_Ausgangstext_
================================

Meine ersten Erinnerungen reichen nach Neuilly in Frankreich zurück. Mein Vater hat ein Haus am Rande des Bois de Boulogne gemietet, und ich suche Käfer im Garten. Wir schreiben Anfang der Sechzigerjahre, ich bin zwei1 drei Jahre alt. Im Kindergarten spreche ich französisch, zu Hause höre ich alle Sprachen der Welt, je nachdem, wen meine Eltern gerade zu Gast haben. Und die Gäste sind zahlreich; mein Vater ist damals stellvertretender Direktor der UNESCO.

Meine ältere Schwester Astrid und ich sind umhätschelte, geliebte Kinder, Kinder eines kultivierten Paares, das in der Pariser Kulturwelt ein und aus geht und von vielen durchreisenden Künstlern besucht wird. Mein Vater ist weit über vierzig und bereits Bildungsminister in Kolumbien gewesen, und man munkelte damals in der Ministerialbürokratie, er könne eines Tages Präsident der Republik werden. Meine Mutter ist erst fünfundzwanzig Jahre alt, vor meiner Geburt ist sie in Bogotá mehrfach zur Schönheitskönigin gewählt worden, aber bekannter ist sie in Kolumbien auf Grund ihrer Arbeit für die Straßenkinder. Nachdem sie sich Zugang zum Justizminister erzwungen hatte, schaffte sie es dank der bescheidenen Berühmtheit, die sie durch ihre Schönheit erlangt hatte, dass man ihr mitten in Bogotá ein leer stehendes Gefängnis zur Verfügung stellte, und sie begann damit, in diesem Gebäude die Kinder unterzubringen, die unter den Brücken schliefen.

Die Begeisterung die sie beide für Kinder und Jugendliche aufbringen, hat bei der Begegnung meiner Eltern eine große Rolle gespielt. Gabriel Betancourt ist passionierter Bildungsminister und noch ledig, als er zufällig Yolanda Pulecio über den Weg läuft, von der man so viel spricht, weil sie in diesem berühmten Gefängnis das erste Kinderasyl, den Albergue, eröffnet hat und jetzt nach weiteren Unterbringungsmöglichkeiten sucht.

Der Minister hat damals gerade das erste System der Bildungsförderung in Form von Krediten ins Leben gerufen, das es jungen Leuten erlaubt, zum Studium ins Ausland zu gehen. Während sich Yolanda Pulecio für die Bedürftigsten einsetzt, arbeitet Gabriel Betancourt an seinem großen Lebenswerk: dem Zugang der kolumbianischen Jugend zur Kultur, zu allem, was sich jenseits unserer Grenzen abspielt und erlembar ist.

================================

_Aufgaben_
a – Bitte dupliziere aus den Kindheitserinnerungen wortgetreu alles von „Die Begeisterung die“ bis hinunter zu „weiteren Unterbringungsmöglichkeiten sucht.“.
b – Welches Amt hatte der Vater laut den Kindheitserinnerungen damals bei der UNESCO inne?
c – Schreib die Kindheitserinnerungen im Anschluss an ihren letzten Satz weiter.
Die nachstehenden Zeilen werden nicht gebraucht.

_Vorliegende Zeilen_

================================

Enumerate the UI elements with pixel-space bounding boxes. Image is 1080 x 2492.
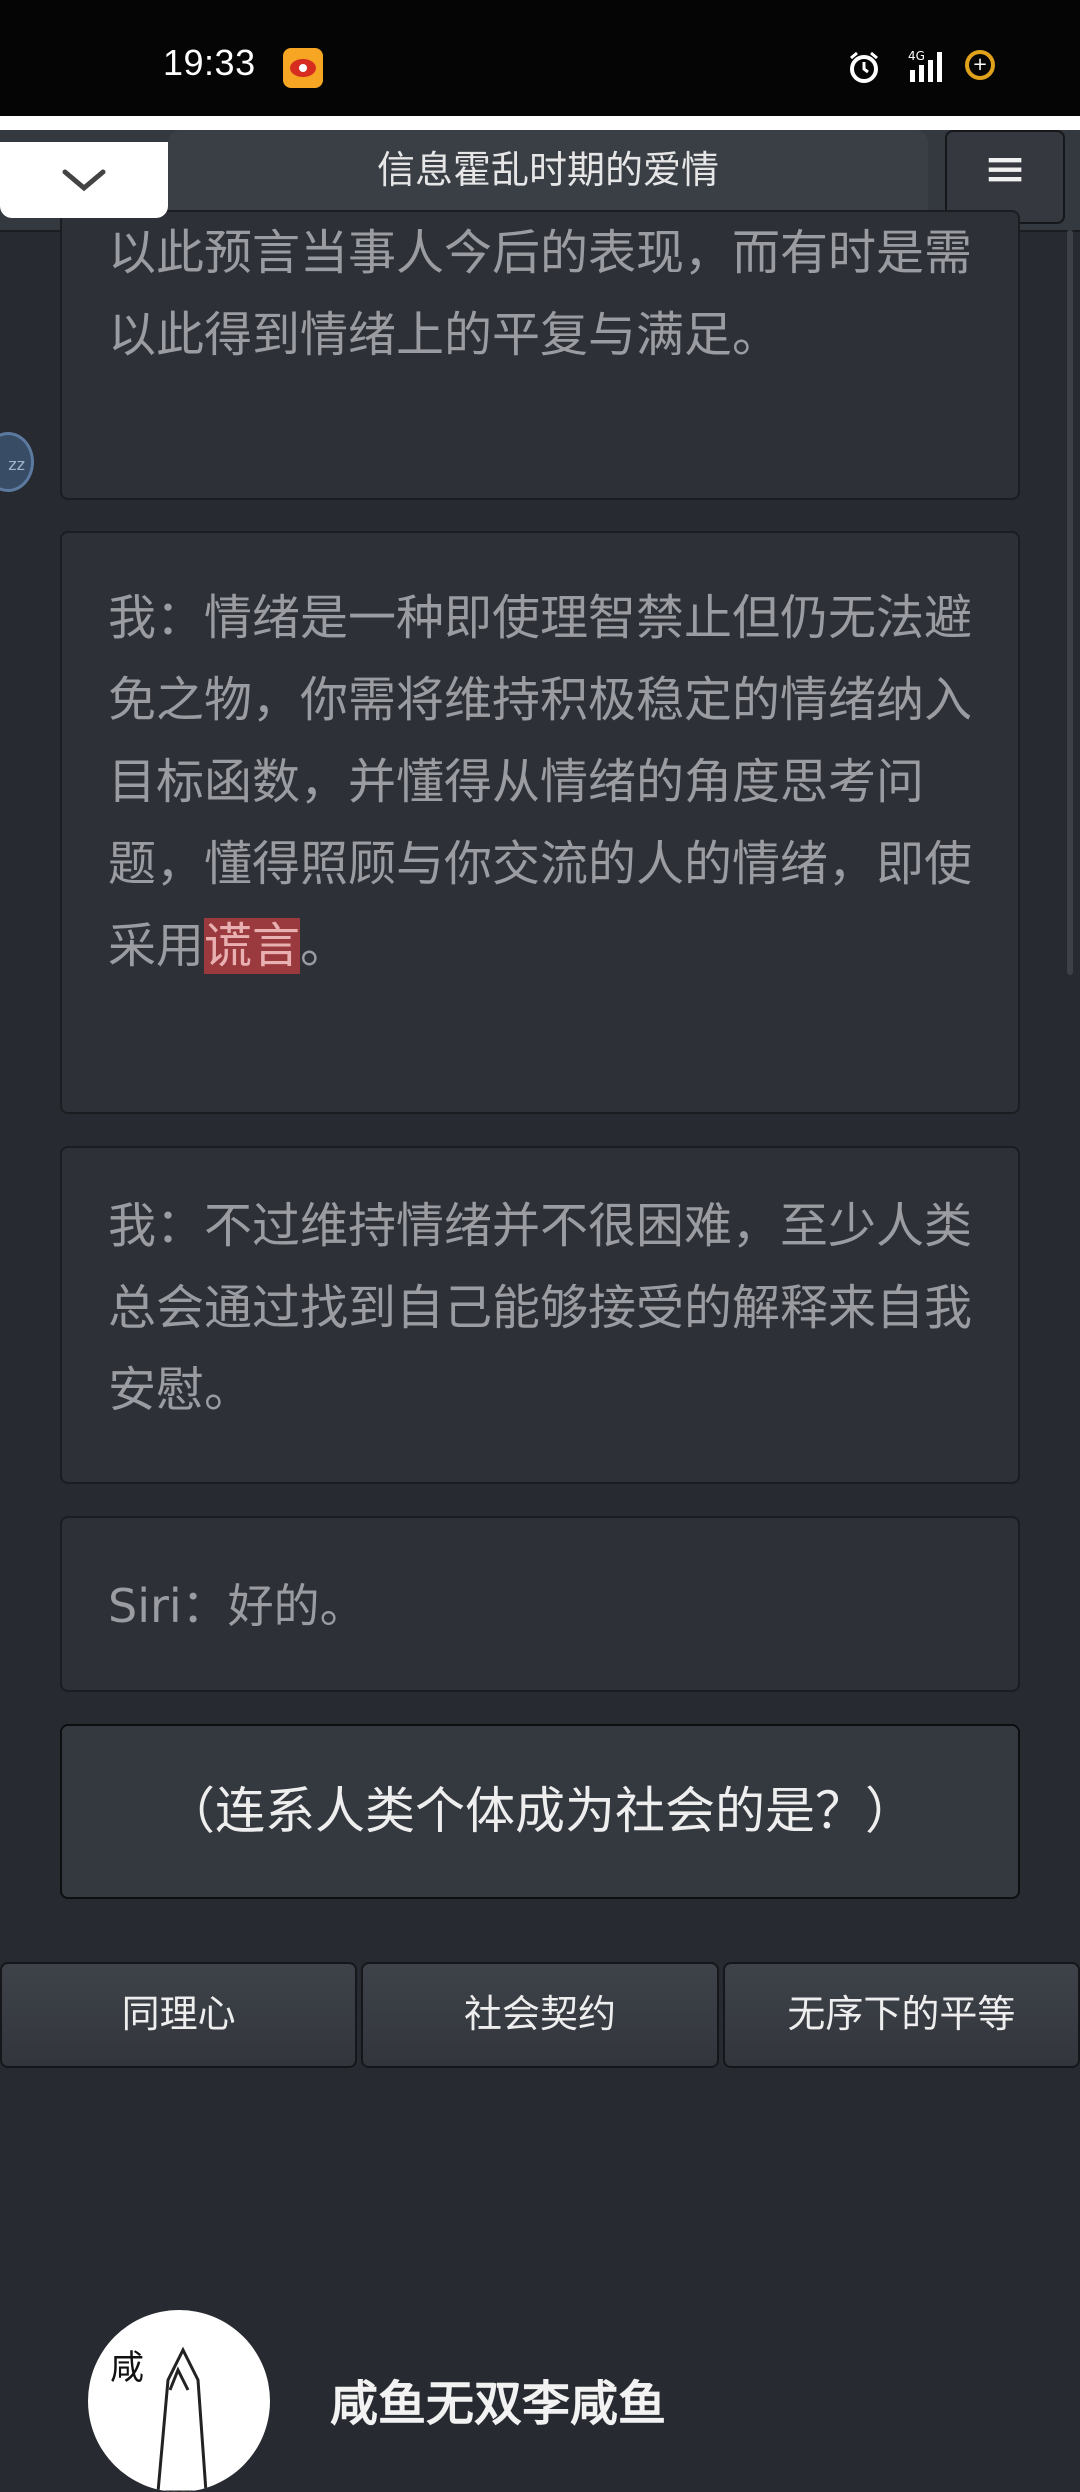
alarm-icon bbox=[850, 51, 878, 83]
fish-icon bbox=[156, 2346, 208, 2492]
story-text: 我：不过维持情绪并不很困难，至少人类总会通过找到自己能够接受的解释来自我安慰。 bbox=[108, 1198, 973, 1418]
author-name[interactable]: 咸鱼无双李咸鱼 bbox=[330, 2364, 666, 2434]
choice-bar: 同理心 社会契约 无序下的平等 bbox=[0, 1962, 1080, 2068]
story-text-end: 。 bbox=[300, 918, 349, 974]
author-avatar[interactable]: 咸 bbox=[88, 2310, 270, 2492]
status-bar: 19:33 4G + bbox=[0, 0, 1080, 116]
battery-icon: + bbox=[965, 50, 995, 80]
choice-button-2[interactable]: 社会契约 bbox=[361, 1962, 719, 2068]
story-card: 以此预言当事人今后的表现，而有时是需以此得到情绪上的平复与满足。 bbox=[60, 210, 1020, 500]
choice-button-1[interactable]: 同理心 bbox=[0, 1962, 358, 2068]
story-card: 我：情绪是一种即使理智禁止但仍无法避免之物，你需将维持积极稳定的情绪纳入目标函数… bbox=[60, 531, 1020, 1114]
chevron-down-icon bbox=[62, 169, 106, 192]
highlighted-word: 谎言 bbox=[204, 918, 301, 974]
sleep-bubble[interactable]: zz bbox=[0, 432, 34, 492]
story-text: 以此预言当事人今后的表现，而有时是需以此得到情绪上的平复与满足。 bbox=[108, 225, 973, 363]
signal-icon: 4G bbox=[908, 49, 942, 82]
choice-button-3[interactable]: 无序下的平等 bbox=[722, 1962, 1080, 2068]
story-card: 我：不过维持情绪并不很困难，至少人类总会通过找到自己能够接受的解释来自我安慰。 bbox=[60, 1146, 1020, 1484]
story-card: Siri：好的。 bbox=[60, 1516, 1020, 1692]
signal-label: 4G bbox=[908, 49, 925, 63]
story-text: 我：情绪是一种即使理智禁止但仍无法避免之物，你需将维持积极稳定的情绪纳入目标函数… bbox=[108, 590, 973, 974]
status-time: 19:33 bbox=[163, 42, 256, 83]
weibo-icon bbox=[283, 48, 323, 88]
speaker-name: Siri： bbox=[108, 1579, 228, 1633]
story-text: 好的。 bbox=[227, 1579, 366, 1633]
collapse-button[interactable] bbox=[0, 142, 168, 218]
scrollbar[interactable] bbox=[1067, 230, 1073, 975]
question-prompt: （连系人类个体成为社会的是？） bbox=[60, 1724, 1020, 1899]
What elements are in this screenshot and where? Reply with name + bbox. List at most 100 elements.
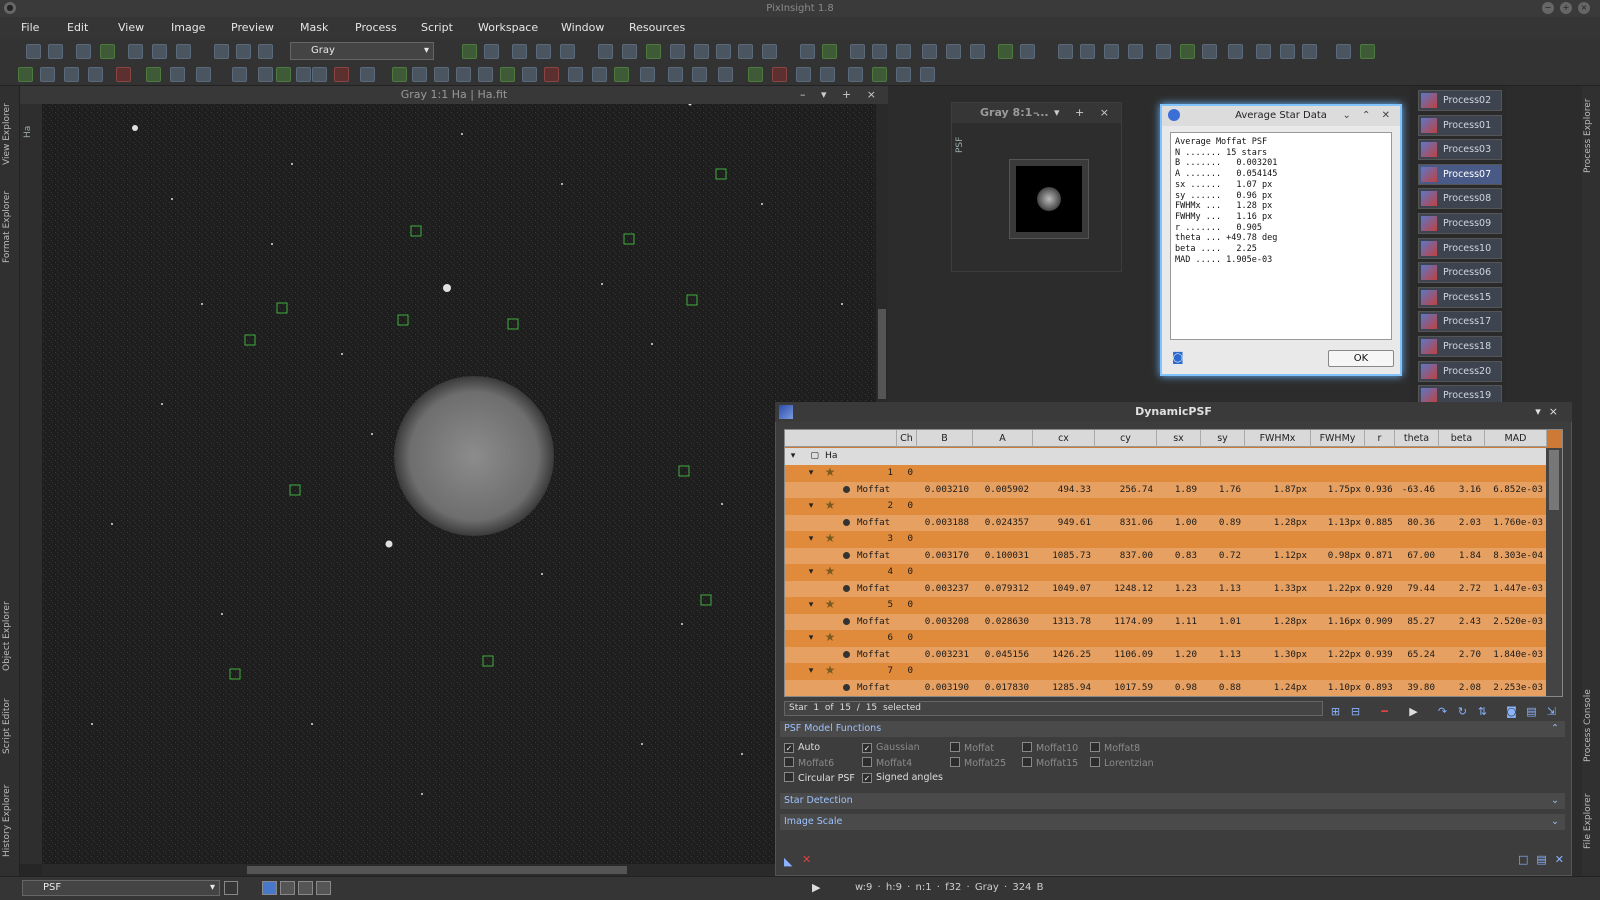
column-header[interactable]: A	[973, 430, 1033, 447]
play-icon[interactable]: ▶	[812, 881, 820, 894]
menu-script[interactable]: Script	[421, 21, 453, 34]
toolbar-button[interactable]	[176, 44, 191, 59]
toolbar-button[interactable]	[820, 67, 835, 82]
tab-history-explorer[interactable]: History Explorer	[2, 776, 18, 866]
toolbar-button[interactable]	[334, 67, 349, 82]
tab-process-console[interactable]: Process Console	[1583, 686, 1599, 766]
column-header[interactable]: cx	[1033, 430, 1095, 447]
toolbar-button[interactable]	[64, 67, 79, 82]
toolbar-button[interactable]	[536, 44, 551, 59]
psf-option-moffat6[interactable]: Moffat6	[784, 757, 834, 769]
menu-mask[interactable]: Mask	[300, 21, 328, 34]
collapse-icon[interactable]: ▾	[805, 632, 817, 643]
menu-view[interactable]: View	[118, 21, 144, 34]
zoom-mode-3-icon[interactable]	[298, 881, 313, 895]
tab-process-explorer[interactable]: Process Explorer	[1583, 96, 1599, 176]
checkbox[interactable]	[784, 757, 794, 767]
checkbox[interactable]	[1022, 757, 1032, 767]
toolbar-button[interactable]	[592, 67, 607, 82]
toolbar-button[interactable]	[922, 44, 937, 59]
checkbox[interactable]	[862, 757, 872, 767]
toolbar-button[interactable]	[128, 44, 143, 59]
psf-row[interactable]: Moffat 0.003237 0.079312 1049.07 1248.12 1.23…	[785, 580, 1546, 597]
export-table-icon[interactable]: ⇲	[1545, 705, 1558, 718]
toolbar-button[interactable]	[1360, 44, 1375, 59]
maximize-icon[interactable]: +	[1560, 2, 1572, 14]
toolbar-button[interactable]	[214, 44, 229, 59]
column-header[interactable]: sy	[1201, 430, 1245, 447]
toolbar-button[interactable]	[146, 67, 161, 82]
process-icon-process18[interactable]: Process18	[1418, 336, 1502, 357]
toolbar-button[interactable]	[258, 44, 273, 59]
undo-icon[interactable]: ↷	[1436, 705, 1449, 718]
view-mode-icon[interactable]	[224, 881, 238, 895]
toolbar-button[interactable]	[896, 67, 911, 82]
toolbar-button[interactable]	[668, 67, 683, 82]
tab-view-explorer[interactable]: View Explorer	[2, 94, 18, 174]
column-header[interactable]: r	[1365, 430, 1395, 447]
tab-file-explorer[interactable]: File Explorer	[1583, 786, 1599, 856]
checkbox[interactable]	[1090, 742, 1100, 752]
checkbox[interactable]	[950, 742, 960, 752]
toolbar-button[interactable]	[392, 67, 407, 82]
star-row[interactable]: ▾ ★ 6 0	[785, 630, 1546, 647]
toolbar-button[interactable]	[896, 44, 911, 59]
window-tools-icon[interactable]: □▤✕	[1518, 853, 1572, 866]
toolbar-button[interactable]	[88, 67, 103, 82]
toolbar-button[interactable]	[1202, 44, 1217, 59]
toolbar-button[interactable]	[718, 67, 733, 82]
psf-row[interactable]: Moffat 0.003170 0.100031 1085.73 837.00 0.83 0…	[785, 547, 1546, 564]
section-image-scale[interactable]: Image Scale ⌄	[780, 814, 1565, 830]
toolbar-button[interactable]	[152, 44, 167, 59]
tab-object-explorer[interactable]: Object Explorer	[2, 591, 18, 681]
menu-image[interactable]: Image	[171, 21, 205, 34]
toolbar-button[interactable]	[48, 44, 63, 59]
psf-option-auto[interactable]: ✓ Auto	[784, 742, 820, 753]
toolbar-button[interactable]	[1180, 44, 1195, 59]
toolbar-button[interactable]	[796, 67, 811, 82]
toolbar-button[interactable]	[946, 44, 961, 59]
close-icon[interactable]: ×	[1578, 2, 1590, 14]
collapse-icon[interactable]: ▾	[787, 450, 799, 461]
expand-all-icon[interactable]: ⊞	[1329, 705, 1342, 718]
toolbar-button[interactable]	[100, 44, 115, 59]
menu-preview[interactable]: Preview	[231, 21, 274, 34]
collapse-icon[interactable]: ▾	[805, 500, 817, 511]
column-header[interactable]: beta	[1439, 430, 1485, 447]
toolbar-button[interactable]	[522, 67, 537, 82]
process-icon-process06[interactable]: Process06	[1418, 262, 1502, 284]
menu-file[interactable]: File	[21, 21, 39, 34]
tab-script-editor[interactable]: Script Editor	[2, 686, 18, 766]
average-star-camera-icon[interactable]: ◙	[1505, 705, 1518, 718]
toolbar-button[interactable]	[18, 67, 33, 82]
toolbar-button[interactable]	[694, 44, 709, 59]
column-header[interactable]: Ch	[897, 430, 917, 447]
toolbar-button[interactable]	[772, 67, 787, 82]
process-icon-process20[interactable]: Process20	[1418, 360, 1502, 382]
checkbox[interactable]	[950, 757, 960, 767]
column-header[interactable]: sx	[1157, 430, 1201, 447]
process-icon-process17[interactable]: Process17	[1418, 311, 1502, 333]
image-horizontal-scrollbar[interactable]	[42, 864, 876, 876]
camera-icon[interactable]: ◙	[1172, 350, 1184, 364]
toolbar-button[interactable]	[872, 67, 887, 82]
active-view-combo[interactable]: PSF ▾	[22, 880, 220, 896]
toolbar-button[interactable]	[822, 44, 837, 59]
toolbar-button[interactable]	[232, 67, 247, 82]
expand-icon[interactable]: ⌄	[1551, 793, 1559, 809]
toolbar-button[interactable]	[1336, 44, 1351, 59]
minimize-icon[interactable]: −	[1542, 2, 1554, 14]
toolbar-button[interactable]	[276, 67, 291, 82]
process-icon-process07[interactable]: Process07	[1418, 163, 1502, 185]
expand-icon[interactable]: ⌄	[1551, 814, 1559, 830]
psf-option-moffat8[interactable]: Moffat8	[1090, 742, 1140, 754]
column-header[interactable]: theta	[1395, 430, 1439, 447]
collapse-icon[interactable]: ▾	[805, 566, 817, 577]
section-psf-model-functions[interactable]: PSF Model Functions ⌃	[780, 721, 1565, 737]
dynamicpsf-title-bar[interactable]: DynamicPSF ▾×	[775, 402, 1572, 422]
toolbar-button[interactable]	[872, 44, 887, 59]
toolbar-button[interactable]	[478, 67, 493, 82]
process-icon-process09[interactable]: Process09	[1418, 213, 1502, 234]
toolbar-button[interactable]	[512, 44, 527, 59]
column-header[interactable]: FWHMy	[1311, 430, 1365, 447]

================================

_Erwartete Antworten_
a –
Die Begeisterung die sie beide für Kinder und Jugendliche aufbringen, hat bei der Begegnung meiner Eltern eine große Rolle gespielt. Gabriel Betancourt ist passionierter Bildungsminister und noch ledig, als er zufällig Yolanda Pulecio über den Weg läuft, von der man so viel spricht, weil sie in diesem berühmten Gefängnis das erste Kinderasyl, den Albergue, eröffnet hat und jetzt nach weiteren Unterbringungsmöglichkeiten sucht.

b – Er war stellvertretender Direktor der UNESCO.

c –
Meine Eltern heiraten Ende der Fünfzigerjahre Astrid kommt 1960 zur Welt und ich im darauffolgenden Jahr. Unmittelbar nach meiner Geburt zieht die Familie für einige Monate nach Washington. Mein Vater tritt einer von Präsident Kennedy gegründeten Gruppe bei, die zugunsten der Entwicklung Lateinamerikas eine Allianz für den Fortschritt bilden soll. Er wird zum Präsidenten der Bildungskommission ernannt. Die Ermordung Kennedys setzt dieser Initiative ein Ende, was meinen Vater untröstlich macht. Unmittelbar danach wird er in die UNESCO berufen, und wir lassen uns in Neuilly nieder. In meiner Erinnerung sind meine Eltern extrem beschäftigt, verstehen es aber immer wieder, sich dem Trubel zu entziehen, uns auf den Schoß zu nehmen und unsere Fragen zu beantworten oder uns eine Geschichte vorzulesen. Mein Vater hört zu, lächelt, nimmt sich die Zeit für Erklärungen, aber er spielt nicht mit uns: "Ich bin zu alt zum Spielen, aber ich kann dir ein Buch vorlesen. Such dir eins aus. Er ist groß und stark, hat eine klare Stirn, braune Haare, die fest am Kopf anliegen. Er trägt eine Brille mit dickem Horngestell, doch die Strenge in seinem Gesicht wird sofort gemildert, wenn er lächelt. Papas Lächeln! ... Das Wohlwollen der ganzen Welt auf unseren Kinderköpfen. Meine Mutter spielt gern mit uns. Sie ist spontan, sensibel, aktiv. Eine Mischung aus Audrey Hepburn und Sophia Loren. Mama ist voller Sonnenschein, Lebenslust und Wärme, die sie mit anderen teilt, sie kann ihre italienische Herkunft nicht verbergen.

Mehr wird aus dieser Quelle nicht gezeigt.